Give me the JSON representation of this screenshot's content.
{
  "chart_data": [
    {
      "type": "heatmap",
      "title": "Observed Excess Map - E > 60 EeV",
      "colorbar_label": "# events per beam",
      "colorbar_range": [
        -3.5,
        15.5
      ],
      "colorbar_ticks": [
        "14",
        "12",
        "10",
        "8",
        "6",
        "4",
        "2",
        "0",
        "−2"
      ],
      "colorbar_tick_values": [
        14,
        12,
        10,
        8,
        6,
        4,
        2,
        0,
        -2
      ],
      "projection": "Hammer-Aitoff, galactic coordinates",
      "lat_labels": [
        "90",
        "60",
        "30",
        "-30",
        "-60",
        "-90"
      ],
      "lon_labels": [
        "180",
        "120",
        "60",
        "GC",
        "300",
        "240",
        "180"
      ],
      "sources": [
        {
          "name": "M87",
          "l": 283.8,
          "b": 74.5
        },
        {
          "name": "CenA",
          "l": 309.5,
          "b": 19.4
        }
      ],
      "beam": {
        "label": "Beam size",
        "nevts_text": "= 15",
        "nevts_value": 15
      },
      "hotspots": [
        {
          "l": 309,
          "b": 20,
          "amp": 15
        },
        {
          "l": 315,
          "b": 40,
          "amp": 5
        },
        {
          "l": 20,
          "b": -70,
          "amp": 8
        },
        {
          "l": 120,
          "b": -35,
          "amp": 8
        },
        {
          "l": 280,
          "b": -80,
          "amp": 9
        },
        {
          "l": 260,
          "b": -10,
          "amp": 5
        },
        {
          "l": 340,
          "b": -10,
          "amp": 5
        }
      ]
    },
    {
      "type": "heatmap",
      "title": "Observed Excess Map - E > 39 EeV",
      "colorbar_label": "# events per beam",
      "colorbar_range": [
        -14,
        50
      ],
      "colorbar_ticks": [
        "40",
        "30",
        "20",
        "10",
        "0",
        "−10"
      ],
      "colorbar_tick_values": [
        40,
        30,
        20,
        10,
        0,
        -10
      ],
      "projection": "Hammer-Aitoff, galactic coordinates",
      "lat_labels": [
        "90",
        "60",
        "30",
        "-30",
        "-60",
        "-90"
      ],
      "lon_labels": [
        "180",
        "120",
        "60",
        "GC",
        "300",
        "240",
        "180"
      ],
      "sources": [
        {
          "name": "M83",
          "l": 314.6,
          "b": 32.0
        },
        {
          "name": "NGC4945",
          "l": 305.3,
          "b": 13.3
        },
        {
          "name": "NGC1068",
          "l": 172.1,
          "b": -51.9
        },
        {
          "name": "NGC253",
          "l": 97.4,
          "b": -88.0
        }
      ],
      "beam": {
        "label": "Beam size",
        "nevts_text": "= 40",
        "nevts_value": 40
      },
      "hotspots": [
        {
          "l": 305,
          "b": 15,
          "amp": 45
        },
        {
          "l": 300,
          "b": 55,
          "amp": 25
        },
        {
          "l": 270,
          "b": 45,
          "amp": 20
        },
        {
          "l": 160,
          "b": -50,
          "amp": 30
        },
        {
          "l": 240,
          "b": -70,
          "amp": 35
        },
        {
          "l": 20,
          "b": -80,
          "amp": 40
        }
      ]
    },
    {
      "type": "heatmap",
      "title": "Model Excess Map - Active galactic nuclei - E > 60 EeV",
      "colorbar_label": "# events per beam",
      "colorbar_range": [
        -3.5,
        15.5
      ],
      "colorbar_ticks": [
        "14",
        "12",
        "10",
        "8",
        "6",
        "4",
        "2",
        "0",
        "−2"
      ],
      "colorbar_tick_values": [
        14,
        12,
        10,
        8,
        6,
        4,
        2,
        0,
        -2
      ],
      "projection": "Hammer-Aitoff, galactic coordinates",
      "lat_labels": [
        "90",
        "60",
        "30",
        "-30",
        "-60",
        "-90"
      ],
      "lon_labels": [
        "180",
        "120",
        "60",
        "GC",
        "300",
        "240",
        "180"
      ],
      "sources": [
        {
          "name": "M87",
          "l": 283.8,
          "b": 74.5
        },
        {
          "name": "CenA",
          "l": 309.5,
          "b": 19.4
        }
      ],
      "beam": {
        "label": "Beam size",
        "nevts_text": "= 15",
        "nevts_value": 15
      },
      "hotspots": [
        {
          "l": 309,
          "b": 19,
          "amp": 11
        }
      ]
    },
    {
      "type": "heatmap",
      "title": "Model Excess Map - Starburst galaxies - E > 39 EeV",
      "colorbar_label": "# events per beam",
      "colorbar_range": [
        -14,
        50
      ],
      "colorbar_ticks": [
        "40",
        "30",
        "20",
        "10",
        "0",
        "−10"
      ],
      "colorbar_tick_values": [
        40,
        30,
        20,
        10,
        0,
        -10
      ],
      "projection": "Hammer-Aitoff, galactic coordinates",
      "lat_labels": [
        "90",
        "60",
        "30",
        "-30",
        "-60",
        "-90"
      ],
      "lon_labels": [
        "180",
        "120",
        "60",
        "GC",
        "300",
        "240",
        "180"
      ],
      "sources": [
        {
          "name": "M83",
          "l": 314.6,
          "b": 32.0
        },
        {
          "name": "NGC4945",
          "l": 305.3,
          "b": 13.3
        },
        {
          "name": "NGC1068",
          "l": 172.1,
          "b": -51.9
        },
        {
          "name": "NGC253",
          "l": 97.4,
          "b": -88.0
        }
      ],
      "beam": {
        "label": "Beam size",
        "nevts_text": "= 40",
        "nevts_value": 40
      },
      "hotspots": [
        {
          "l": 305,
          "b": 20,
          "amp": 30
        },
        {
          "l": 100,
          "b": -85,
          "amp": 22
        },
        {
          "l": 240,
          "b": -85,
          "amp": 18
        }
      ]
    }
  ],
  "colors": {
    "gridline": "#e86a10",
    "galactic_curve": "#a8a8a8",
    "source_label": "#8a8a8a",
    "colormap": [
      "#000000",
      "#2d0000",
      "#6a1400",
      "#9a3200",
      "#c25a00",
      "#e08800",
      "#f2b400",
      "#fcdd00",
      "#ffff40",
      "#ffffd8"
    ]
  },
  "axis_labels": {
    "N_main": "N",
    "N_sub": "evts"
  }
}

EXERCISE DIRECTIONS:
Each line with the string "title" in it needs to be found and copied.

REPLY:
      "title": "Observed Excess Map - E > 60 EeV",
      "title": "Observed Excess Map - E > 39 EeV",
      "title": "Model Excess Map - Active galactic nuclei - E > 60 EeV",
      "title": "Model Excess Map - Starburst galaxies - E > 39 EeV",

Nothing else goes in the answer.